> [TEXT BLOCK]
Paul2023 · 29/10/2023 17:40

Also this group sounds like it’s become a bit toxic.
Could you perhaps form another group with with more like minded parents, even if it’s just a few of you ?

Eybyegum · 29/10/2023 17:43

This happened in my dc primary school WhatsApp group. Nowhere near as vile as OP is reporting, but parents complaint amongst themselves about a teacher. The headteacher was told and an email as sent to everyone saying that it was not acceptable and if it didn’t stop they would take action. The group admin immediately said if they saw one more inappropriate post they would close the group.

Escapingafter50years · 29/10/2023 17:44

I know of a school where this was going on, again about a young teacher and some really disgusting remarks were made. A parent informed the headteacher and then legal letters were sent to all parents saying comments like this put parents at risk of being sued for defamation. The comments stopped.

Someone did let the teacher know and she was utterly devastated and left the job soon after. I think she is no longer teaching which is a shame as she seemed so keen, but not being qualified long she was a little rough around the edges. Given time she probably would have been excellent.

Flying724 · 29/10/2023 17:46

What would telling the headteacher achieve? Nasty people will always be nasty. Do you think they will change the minute the head has a word with them?

Unitedthebest · 29/10/2023 17:48

No they wouldn’t stop between themselves but they’d have to as otherwise they could be done for defamation of character

Justrolledmyeyesoutloud · 29/10/2023 17:50

Soontobe60 · 29/10/2023 15:20

Our Head would contact every parent on that group via a group email and first if all direct them to the schools complaints policy then invite any of them to move their children to another school.
She would absolutely have the backs of all the staff.

So would ours.
No way would we accept pack mentality like this. The personal comments are disgusting, that poor teacher .

DriftingDora · 29/10/2023 17:50

Squiblet · 29/10/2023 17:29

IANAL but I've had some libel training and I doubt the parents could be sued over this. Yes, posting something on a WhatsApp group seems to be considered as "publishing" by the courts, since it is disseminating information that could affect a person's reputation. But in order to bring an action against a WhatsApp poster for defamation, you would have to prove that what they wrote caused you "serious harm" - for instance, caused you to lose your job. In this case, if what the parents wrote was along the lines of the teacher being rubbish and dressing frumpily, it's unlikely their posts would meet that threshold.

What you've said is rather a sweeping statement that's not wholly correct. "Caused harm" - could be construed as causing damage to somebody's mental health, which could easily be a result of vile comments being posted on a public forum (and at least one of the comments sounds pretty vile). Contrary to what some people might believe, you cannot name names and say (or write) just anything that might be seriously detrimental to that person unless there is irrefutable evidence or it is a true statement of fact.

SerafinasGoose · 29/10/2023 17:51

ehb102 · 29/10/2023 17:15

Saying such things in a public forum is inappropriate.

Passing on such things is also inappropriate.

You have stated your objections, good for you. Now leave it.

These groups are private groups owned by private individuals. The school have no jurisdiction over them. I have seen sneaking about the content of such groups and a head teacher going absolutely off the wall about the issue, making a huge fuss over a difference of opinion. The only time the school has any way over them is if they endorse them or promote them.

It takes two to hurt you, an enemy to slander you and a friend to bring the news to you.

This is wise advice, OP. I would absolutely second it.

It will do neither you nor anyone else any favours to inflame this further. Step back and allow it to deescalate.

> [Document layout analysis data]
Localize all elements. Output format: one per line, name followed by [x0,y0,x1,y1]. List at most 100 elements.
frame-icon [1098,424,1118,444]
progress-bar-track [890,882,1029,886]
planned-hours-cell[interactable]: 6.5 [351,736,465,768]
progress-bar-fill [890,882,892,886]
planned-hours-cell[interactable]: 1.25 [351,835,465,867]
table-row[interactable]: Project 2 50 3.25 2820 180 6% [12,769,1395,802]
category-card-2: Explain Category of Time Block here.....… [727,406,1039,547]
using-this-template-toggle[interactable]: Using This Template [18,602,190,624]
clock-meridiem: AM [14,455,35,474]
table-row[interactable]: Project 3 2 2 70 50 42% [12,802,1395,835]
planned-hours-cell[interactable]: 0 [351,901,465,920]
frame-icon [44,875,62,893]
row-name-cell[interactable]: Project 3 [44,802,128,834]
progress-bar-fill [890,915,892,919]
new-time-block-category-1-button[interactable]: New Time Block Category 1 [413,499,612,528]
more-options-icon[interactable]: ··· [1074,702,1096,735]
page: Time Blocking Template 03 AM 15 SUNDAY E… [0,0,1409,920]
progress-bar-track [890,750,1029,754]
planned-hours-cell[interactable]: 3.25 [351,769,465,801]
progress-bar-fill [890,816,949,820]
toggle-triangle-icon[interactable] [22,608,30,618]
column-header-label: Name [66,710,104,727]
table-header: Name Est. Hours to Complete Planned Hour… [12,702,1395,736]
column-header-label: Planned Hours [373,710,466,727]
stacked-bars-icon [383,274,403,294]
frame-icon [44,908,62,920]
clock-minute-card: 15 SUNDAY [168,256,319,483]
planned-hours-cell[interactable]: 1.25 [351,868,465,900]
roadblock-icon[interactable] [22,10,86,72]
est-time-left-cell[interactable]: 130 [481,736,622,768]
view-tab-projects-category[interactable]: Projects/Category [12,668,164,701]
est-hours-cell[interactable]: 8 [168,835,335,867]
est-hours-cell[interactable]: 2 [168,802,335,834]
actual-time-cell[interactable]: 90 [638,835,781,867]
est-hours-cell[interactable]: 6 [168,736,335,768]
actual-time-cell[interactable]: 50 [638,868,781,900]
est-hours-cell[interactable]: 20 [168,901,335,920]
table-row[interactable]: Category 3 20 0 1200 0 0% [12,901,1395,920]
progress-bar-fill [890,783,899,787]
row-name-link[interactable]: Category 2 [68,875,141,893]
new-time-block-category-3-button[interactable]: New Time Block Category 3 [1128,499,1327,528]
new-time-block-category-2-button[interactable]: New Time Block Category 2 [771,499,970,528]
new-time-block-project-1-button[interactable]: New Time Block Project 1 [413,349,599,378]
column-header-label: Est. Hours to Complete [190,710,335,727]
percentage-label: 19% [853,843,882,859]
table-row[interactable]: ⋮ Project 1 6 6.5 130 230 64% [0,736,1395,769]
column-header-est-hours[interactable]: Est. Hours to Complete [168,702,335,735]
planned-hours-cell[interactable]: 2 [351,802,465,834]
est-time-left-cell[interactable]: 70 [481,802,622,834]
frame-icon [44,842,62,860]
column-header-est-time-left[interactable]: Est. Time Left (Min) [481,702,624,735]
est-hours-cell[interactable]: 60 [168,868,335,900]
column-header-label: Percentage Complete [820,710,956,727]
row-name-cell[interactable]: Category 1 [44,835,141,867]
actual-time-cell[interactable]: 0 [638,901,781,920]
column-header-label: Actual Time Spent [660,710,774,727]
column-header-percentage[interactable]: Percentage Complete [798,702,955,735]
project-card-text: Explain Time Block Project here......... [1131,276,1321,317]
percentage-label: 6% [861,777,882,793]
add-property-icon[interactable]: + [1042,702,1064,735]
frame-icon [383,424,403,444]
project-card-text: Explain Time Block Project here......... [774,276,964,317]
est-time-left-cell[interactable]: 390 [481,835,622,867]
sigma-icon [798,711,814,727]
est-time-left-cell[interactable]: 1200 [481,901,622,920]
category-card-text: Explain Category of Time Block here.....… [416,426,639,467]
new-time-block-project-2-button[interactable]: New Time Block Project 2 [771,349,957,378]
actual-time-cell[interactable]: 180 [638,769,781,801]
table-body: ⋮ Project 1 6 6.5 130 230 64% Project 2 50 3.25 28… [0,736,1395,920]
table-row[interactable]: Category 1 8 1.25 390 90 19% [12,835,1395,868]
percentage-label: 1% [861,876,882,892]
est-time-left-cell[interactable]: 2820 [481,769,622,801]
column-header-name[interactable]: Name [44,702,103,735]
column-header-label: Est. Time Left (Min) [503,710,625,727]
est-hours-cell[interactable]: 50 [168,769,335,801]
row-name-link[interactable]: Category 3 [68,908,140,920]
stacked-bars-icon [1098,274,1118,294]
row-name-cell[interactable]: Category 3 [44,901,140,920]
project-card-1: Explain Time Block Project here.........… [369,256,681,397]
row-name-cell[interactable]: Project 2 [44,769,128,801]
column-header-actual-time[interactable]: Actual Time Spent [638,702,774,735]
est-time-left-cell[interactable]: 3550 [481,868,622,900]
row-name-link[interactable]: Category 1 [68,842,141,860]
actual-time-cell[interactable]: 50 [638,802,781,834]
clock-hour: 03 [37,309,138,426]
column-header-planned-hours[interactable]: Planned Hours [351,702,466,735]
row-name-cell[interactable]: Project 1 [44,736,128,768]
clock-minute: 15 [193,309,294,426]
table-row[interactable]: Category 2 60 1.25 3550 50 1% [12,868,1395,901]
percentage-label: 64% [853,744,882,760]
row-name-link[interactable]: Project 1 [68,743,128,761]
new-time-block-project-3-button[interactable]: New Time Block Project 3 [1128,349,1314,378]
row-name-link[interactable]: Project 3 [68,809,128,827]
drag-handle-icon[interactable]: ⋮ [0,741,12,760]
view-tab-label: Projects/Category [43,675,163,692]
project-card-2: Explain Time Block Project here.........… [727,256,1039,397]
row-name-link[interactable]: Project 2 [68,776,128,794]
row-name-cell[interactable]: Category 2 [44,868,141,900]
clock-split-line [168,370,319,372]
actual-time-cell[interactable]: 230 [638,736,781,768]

> [PROBLEMS AND TASKS]
1. In the forum thread, rewrite more briefly the paragraph that begins "I know of a school where this was going on," keeping its main facts.
2. In the forum thread, what did the group admin in Eybyegum's post say they would do if they saw one more inappropriate post?
3. Set down, word for word, the part of the forum thread that opens with the words containing "I know of a" and closes with "word with them?".

> [ANSWERS BELOW]
1. At one school, parents made disgusting remarks about a young teacher. A parent told the headteacher, and legal letters went to all parents warning that such comments could get them sued for defamation. The comments stopped.

2. They would close the group.

3.
I know of a school where this was going on, again about a young teacher and some really disgusting remarks were made. A parent informed the headteacher and then legal letters were sent to all parents saying comments like this put parents at risk of being sued for defamation. The comments stopped.

Someone did let the teacher know and she was utterly devastated and left the job soon after. I think she is no longer teaching which is a shame as she seemed so keen, but not being qualified long she was a little rough around the edges. Given time she probably would have been excellent.

Flying724 · 29/10/2023 17:46

What would telling the headteacher achieve? Nasty people will always be nasty. Do you think they will change the minute the head has a word with them?